WHAT IS EXPECTED: Sift the material for lines containing "President", and return them.

RECORD EXTRACTS:
====================
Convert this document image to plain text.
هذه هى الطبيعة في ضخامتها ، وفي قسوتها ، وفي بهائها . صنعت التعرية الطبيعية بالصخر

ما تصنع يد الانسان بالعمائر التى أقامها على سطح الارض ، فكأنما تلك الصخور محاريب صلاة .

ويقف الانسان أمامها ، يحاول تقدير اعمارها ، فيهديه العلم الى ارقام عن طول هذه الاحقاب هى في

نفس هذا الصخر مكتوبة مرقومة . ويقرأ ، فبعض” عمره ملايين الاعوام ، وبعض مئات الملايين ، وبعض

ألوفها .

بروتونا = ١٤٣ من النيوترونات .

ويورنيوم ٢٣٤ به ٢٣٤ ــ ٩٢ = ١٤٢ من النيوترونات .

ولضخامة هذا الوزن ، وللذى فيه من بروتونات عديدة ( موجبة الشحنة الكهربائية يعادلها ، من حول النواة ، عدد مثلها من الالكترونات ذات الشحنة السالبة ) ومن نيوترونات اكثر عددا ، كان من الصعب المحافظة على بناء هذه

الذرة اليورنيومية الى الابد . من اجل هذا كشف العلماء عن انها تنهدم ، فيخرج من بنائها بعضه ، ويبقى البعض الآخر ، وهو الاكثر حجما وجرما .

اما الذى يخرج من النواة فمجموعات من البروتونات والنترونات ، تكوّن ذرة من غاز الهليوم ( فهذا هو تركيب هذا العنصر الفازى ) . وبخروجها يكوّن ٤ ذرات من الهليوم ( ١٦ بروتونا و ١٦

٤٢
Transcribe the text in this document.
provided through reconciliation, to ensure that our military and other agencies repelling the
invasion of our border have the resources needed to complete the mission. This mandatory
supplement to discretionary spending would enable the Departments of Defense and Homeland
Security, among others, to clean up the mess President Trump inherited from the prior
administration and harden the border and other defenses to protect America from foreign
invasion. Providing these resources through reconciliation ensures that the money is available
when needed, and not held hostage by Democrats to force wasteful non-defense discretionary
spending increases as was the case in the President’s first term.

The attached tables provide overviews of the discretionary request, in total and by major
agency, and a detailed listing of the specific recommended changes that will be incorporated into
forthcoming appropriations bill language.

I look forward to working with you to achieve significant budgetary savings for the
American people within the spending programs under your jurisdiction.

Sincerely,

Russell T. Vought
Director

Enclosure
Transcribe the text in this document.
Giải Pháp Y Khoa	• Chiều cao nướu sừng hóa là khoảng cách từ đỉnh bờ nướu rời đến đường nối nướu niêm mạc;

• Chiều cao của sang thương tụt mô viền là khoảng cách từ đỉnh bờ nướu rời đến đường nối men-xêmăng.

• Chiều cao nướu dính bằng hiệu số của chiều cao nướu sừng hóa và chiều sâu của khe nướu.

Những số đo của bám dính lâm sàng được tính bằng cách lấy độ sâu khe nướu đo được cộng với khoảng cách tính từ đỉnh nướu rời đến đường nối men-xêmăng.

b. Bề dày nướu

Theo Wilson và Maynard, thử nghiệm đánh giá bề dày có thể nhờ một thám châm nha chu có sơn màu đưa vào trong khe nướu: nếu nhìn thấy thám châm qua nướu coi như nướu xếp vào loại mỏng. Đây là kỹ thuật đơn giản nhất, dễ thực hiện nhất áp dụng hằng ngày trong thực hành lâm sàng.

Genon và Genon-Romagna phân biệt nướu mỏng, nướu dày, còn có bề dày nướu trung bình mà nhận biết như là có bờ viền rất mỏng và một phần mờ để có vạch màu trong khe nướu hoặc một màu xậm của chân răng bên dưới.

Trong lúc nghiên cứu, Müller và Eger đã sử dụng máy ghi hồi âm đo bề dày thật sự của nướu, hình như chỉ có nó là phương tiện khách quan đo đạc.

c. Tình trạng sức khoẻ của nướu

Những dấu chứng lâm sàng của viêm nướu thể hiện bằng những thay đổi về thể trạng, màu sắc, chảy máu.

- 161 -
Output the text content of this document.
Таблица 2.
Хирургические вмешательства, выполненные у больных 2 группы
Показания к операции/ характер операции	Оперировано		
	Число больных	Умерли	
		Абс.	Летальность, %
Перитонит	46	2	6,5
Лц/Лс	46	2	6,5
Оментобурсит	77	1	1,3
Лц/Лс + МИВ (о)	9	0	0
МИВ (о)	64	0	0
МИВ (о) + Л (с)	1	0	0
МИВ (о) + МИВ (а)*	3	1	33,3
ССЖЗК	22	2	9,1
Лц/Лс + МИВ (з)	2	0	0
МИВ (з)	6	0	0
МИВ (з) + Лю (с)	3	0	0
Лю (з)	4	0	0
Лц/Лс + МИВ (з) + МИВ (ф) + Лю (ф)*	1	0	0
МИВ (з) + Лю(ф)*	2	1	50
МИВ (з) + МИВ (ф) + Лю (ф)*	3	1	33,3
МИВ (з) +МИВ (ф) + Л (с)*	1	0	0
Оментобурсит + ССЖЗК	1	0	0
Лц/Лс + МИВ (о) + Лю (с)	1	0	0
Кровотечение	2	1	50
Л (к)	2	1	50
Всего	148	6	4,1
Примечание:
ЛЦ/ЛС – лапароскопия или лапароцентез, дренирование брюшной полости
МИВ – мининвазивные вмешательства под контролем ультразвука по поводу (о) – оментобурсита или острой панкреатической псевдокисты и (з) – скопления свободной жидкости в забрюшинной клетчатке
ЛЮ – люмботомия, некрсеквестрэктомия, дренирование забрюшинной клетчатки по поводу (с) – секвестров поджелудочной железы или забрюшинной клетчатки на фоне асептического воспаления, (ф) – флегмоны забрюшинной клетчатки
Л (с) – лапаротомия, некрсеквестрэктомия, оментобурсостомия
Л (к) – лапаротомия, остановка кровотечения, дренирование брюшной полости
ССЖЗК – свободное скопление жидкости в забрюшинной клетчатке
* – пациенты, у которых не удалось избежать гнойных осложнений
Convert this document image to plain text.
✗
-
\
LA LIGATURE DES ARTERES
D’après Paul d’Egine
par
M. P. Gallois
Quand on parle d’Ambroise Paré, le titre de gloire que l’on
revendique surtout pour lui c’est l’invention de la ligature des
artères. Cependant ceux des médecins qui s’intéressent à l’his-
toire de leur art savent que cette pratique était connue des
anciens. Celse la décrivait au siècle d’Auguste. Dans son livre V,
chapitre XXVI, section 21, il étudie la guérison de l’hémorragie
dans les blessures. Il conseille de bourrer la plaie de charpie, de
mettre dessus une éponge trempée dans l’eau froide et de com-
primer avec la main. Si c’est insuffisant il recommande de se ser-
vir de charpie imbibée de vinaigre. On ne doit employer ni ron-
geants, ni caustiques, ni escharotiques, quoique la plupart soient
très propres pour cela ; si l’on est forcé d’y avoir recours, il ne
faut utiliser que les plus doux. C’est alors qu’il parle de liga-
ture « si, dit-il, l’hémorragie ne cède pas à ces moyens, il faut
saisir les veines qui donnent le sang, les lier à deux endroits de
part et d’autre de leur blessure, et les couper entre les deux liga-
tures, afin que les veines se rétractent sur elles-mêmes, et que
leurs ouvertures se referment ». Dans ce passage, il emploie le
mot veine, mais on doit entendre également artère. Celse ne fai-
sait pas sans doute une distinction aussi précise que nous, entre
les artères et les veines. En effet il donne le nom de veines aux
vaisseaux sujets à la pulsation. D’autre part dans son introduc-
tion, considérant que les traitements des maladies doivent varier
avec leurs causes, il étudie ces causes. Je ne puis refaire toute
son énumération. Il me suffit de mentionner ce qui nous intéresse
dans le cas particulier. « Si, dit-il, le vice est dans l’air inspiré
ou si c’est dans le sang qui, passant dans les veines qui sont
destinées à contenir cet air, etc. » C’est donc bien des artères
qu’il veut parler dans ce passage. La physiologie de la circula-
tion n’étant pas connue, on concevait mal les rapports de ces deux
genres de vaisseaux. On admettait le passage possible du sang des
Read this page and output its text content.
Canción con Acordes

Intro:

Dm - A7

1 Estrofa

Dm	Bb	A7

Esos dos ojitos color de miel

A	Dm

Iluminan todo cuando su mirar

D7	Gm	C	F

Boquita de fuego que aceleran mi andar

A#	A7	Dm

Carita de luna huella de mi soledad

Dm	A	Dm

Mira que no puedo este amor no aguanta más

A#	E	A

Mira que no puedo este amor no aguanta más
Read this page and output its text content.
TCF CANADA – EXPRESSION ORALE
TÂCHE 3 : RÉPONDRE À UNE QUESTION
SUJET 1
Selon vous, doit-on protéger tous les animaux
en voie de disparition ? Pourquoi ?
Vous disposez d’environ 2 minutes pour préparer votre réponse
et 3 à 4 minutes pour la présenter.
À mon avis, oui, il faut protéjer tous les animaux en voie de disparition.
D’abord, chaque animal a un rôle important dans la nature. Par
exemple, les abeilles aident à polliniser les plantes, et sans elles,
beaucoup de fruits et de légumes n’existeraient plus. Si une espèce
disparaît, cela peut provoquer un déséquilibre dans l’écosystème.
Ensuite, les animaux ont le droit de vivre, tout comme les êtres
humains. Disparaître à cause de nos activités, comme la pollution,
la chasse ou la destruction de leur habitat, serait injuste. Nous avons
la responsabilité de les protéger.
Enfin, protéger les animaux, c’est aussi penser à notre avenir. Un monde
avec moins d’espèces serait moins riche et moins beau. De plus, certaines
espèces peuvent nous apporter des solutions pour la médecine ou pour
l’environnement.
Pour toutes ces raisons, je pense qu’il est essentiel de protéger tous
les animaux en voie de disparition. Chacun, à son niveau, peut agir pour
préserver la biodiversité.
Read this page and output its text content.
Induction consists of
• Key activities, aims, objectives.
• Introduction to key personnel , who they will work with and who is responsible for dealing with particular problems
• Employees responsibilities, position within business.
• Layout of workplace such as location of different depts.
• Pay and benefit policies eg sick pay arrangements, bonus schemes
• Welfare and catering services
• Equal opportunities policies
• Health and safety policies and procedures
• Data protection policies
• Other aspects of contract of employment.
====================
PROBLEM SOLUTION:
Security, among others, to clean up the mess President Trump inherited from the prior
spending increases as was the case in the President’s first term.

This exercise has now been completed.